Data provided →
------------------------------------

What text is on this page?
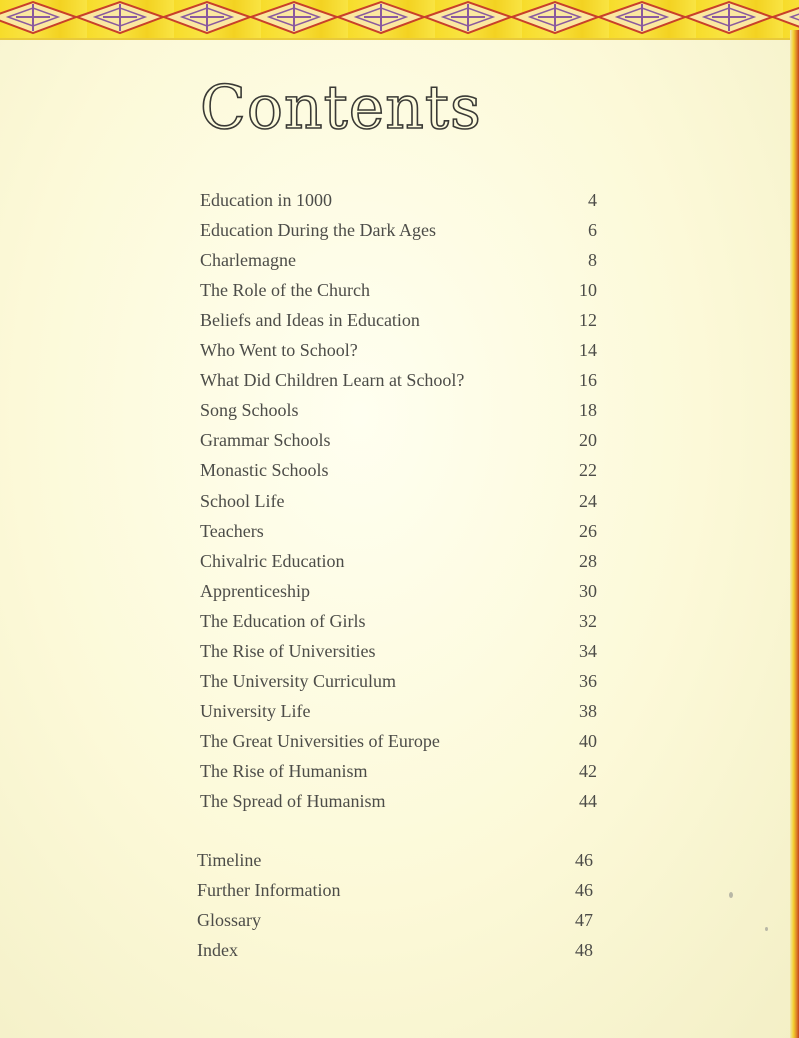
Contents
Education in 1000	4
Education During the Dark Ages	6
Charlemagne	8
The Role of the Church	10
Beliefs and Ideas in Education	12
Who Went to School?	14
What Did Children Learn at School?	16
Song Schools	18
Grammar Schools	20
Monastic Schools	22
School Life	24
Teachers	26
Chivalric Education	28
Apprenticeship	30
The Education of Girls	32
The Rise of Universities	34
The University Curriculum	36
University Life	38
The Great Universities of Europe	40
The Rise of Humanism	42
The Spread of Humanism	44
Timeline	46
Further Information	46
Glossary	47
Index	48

------------------------------------

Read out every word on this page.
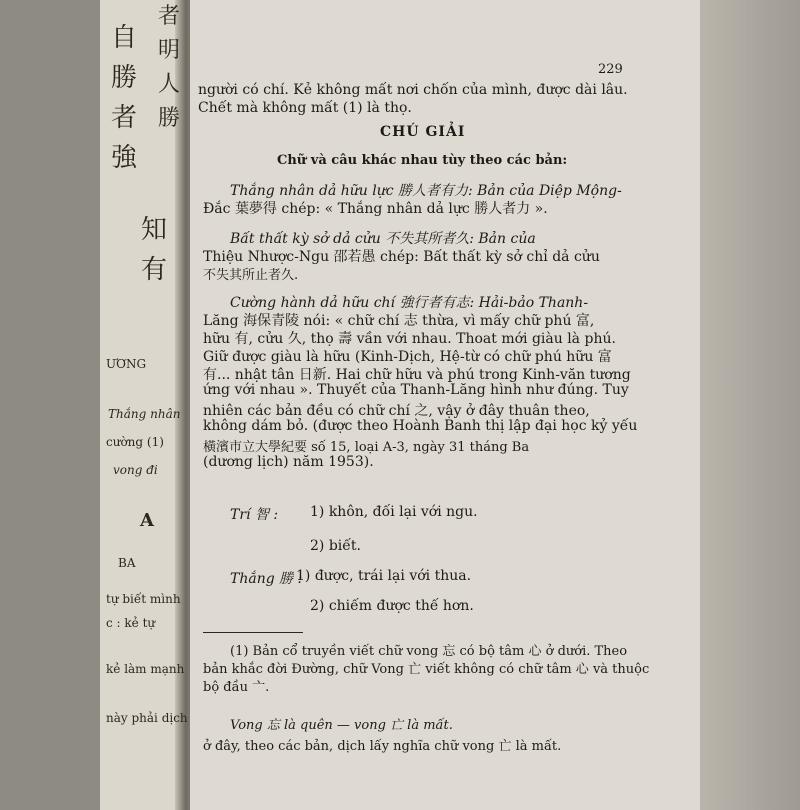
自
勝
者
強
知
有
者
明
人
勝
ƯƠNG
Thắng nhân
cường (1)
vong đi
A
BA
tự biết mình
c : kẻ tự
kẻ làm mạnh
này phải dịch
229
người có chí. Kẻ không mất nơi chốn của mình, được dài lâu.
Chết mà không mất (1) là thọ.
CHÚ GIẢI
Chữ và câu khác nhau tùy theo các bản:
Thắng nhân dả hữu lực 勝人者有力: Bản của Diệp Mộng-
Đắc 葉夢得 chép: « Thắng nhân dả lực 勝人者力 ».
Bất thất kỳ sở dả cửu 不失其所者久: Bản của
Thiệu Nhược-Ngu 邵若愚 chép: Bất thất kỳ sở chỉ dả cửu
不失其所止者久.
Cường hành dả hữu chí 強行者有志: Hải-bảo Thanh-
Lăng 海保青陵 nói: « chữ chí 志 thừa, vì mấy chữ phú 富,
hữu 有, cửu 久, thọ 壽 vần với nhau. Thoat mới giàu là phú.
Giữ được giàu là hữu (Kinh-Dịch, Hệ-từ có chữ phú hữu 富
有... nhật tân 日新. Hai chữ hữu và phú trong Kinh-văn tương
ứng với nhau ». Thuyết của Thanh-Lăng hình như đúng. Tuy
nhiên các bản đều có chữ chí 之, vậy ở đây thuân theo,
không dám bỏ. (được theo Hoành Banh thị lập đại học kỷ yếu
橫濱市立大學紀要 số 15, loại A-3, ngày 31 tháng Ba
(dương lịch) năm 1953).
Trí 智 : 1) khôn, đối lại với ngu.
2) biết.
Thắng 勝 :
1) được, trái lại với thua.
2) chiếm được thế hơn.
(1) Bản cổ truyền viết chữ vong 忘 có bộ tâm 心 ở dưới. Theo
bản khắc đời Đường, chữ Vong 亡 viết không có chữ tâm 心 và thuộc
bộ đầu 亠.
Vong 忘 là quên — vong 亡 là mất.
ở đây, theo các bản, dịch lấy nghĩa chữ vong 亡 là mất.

------------------------------------

Task brief →
For each line of the listing that holds the word "What", show that line.

Task answer →
What text is on this page?
What Did Children Learn at School?	16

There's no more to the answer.